TASK DIRECTIONS
Go through the entries below and copy each line containing the word "consumers".

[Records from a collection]
++++

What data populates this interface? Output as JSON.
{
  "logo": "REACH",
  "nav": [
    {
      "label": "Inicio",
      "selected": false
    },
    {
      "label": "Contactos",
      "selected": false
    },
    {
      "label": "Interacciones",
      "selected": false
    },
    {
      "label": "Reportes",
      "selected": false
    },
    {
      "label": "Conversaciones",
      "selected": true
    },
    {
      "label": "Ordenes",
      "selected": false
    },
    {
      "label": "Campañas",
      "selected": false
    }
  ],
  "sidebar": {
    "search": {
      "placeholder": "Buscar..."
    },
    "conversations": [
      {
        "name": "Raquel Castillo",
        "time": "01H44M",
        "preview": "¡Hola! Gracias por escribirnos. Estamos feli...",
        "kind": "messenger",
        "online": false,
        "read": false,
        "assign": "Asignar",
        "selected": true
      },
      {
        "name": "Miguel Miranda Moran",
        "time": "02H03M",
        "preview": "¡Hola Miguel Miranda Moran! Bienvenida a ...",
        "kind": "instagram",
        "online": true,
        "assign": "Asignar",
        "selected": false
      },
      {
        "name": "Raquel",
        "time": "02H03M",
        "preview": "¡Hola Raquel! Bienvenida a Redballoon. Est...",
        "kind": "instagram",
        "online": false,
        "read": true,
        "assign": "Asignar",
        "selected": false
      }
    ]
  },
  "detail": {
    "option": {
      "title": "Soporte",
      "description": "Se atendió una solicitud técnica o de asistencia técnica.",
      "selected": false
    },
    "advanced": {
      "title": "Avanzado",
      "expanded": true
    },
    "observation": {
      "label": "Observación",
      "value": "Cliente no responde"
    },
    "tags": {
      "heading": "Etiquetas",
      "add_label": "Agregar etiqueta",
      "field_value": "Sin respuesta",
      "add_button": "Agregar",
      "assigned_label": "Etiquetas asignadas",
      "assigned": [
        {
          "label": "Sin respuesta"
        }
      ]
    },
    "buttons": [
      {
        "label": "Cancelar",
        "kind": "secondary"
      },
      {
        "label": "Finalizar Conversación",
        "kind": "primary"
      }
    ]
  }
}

++++

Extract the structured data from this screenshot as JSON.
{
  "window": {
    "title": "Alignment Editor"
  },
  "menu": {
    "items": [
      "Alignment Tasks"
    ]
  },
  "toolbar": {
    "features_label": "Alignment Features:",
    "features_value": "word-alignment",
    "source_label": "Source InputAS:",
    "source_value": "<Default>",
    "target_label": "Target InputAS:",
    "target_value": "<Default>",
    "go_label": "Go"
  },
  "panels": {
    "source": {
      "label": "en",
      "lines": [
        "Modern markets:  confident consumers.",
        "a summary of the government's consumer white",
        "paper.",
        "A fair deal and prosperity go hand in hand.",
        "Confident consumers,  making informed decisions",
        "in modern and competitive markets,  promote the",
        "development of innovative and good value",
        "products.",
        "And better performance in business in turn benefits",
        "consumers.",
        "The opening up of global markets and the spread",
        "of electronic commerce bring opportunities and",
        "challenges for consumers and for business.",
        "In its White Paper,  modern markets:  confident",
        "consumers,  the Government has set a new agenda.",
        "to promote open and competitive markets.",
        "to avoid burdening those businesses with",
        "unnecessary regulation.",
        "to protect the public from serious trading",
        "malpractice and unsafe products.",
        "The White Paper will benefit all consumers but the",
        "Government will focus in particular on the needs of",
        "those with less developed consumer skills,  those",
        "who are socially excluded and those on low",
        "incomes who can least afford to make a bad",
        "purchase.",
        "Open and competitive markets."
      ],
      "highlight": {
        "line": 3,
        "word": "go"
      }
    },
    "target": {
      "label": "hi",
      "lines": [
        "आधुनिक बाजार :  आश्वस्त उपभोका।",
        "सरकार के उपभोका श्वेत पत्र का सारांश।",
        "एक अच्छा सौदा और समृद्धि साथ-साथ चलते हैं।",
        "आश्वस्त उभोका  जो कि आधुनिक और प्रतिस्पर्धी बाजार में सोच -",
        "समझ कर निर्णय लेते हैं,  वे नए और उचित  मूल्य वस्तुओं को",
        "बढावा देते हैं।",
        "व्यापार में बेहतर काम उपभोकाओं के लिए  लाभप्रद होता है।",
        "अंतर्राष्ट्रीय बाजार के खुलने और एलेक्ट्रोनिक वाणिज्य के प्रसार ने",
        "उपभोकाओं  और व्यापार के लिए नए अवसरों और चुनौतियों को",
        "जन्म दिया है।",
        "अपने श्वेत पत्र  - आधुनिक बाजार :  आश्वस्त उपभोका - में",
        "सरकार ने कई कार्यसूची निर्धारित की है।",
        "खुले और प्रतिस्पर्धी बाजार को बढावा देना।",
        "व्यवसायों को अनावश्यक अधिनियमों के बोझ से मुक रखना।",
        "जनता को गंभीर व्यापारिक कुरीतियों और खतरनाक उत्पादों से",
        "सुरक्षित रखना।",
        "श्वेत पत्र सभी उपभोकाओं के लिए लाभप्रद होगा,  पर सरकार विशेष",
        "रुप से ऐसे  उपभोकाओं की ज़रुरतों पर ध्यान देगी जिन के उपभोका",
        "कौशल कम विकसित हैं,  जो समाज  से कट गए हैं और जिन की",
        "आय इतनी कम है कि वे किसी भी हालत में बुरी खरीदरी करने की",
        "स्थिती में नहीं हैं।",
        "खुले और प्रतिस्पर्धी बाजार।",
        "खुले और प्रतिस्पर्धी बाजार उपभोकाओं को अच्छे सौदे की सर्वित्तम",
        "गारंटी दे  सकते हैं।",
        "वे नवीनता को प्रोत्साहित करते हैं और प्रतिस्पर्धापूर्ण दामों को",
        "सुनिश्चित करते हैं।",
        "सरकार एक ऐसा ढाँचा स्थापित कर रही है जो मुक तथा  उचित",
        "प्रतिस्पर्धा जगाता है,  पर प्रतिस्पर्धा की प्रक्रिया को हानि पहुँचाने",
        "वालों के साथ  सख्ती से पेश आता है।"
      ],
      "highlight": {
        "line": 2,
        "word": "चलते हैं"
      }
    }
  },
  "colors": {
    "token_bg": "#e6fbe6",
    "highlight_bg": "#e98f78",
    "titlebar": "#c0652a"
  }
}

++++

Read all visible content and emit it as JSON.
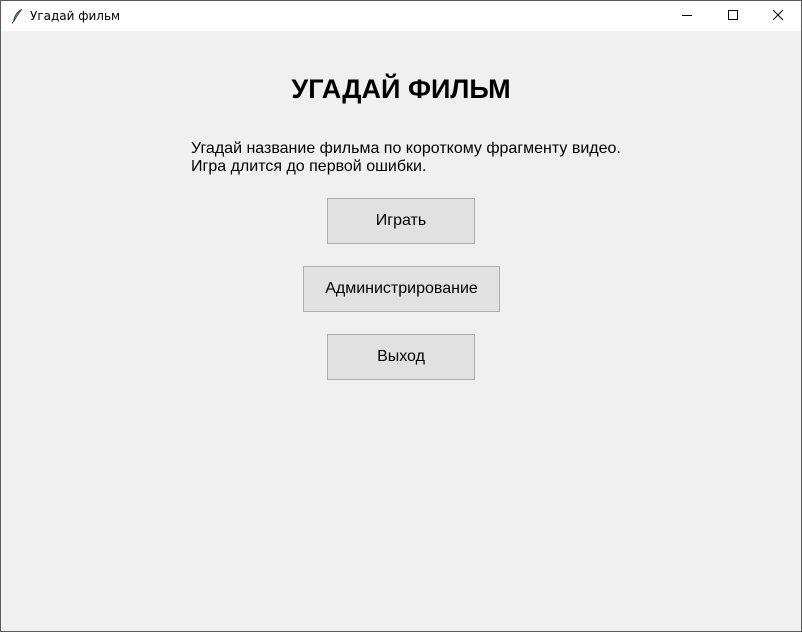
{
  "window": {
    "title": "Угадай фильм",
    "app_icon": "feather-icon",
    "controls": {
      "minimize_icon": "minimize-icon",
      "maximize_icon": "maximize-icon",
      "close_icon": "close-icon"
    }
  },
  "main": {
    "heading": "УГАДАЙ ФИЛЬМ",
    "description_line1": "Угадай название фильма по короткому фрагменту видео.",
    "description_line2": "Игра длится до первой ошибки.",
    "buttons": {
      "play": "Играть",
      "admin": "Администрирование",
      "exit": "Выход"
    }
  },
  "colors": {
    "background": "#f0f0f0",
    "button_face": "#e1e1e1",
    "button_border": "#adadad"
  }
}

++++

TASK ANSWER
        "Modern markets:  confident consumers.",
        "Confident consumers,  making informed decisions",
        "consumers.",
        "challenges for consumers and for business.",
        "consumers,  the Government has set a new agenda.",
        "The White Paper will benefit all consumers but the",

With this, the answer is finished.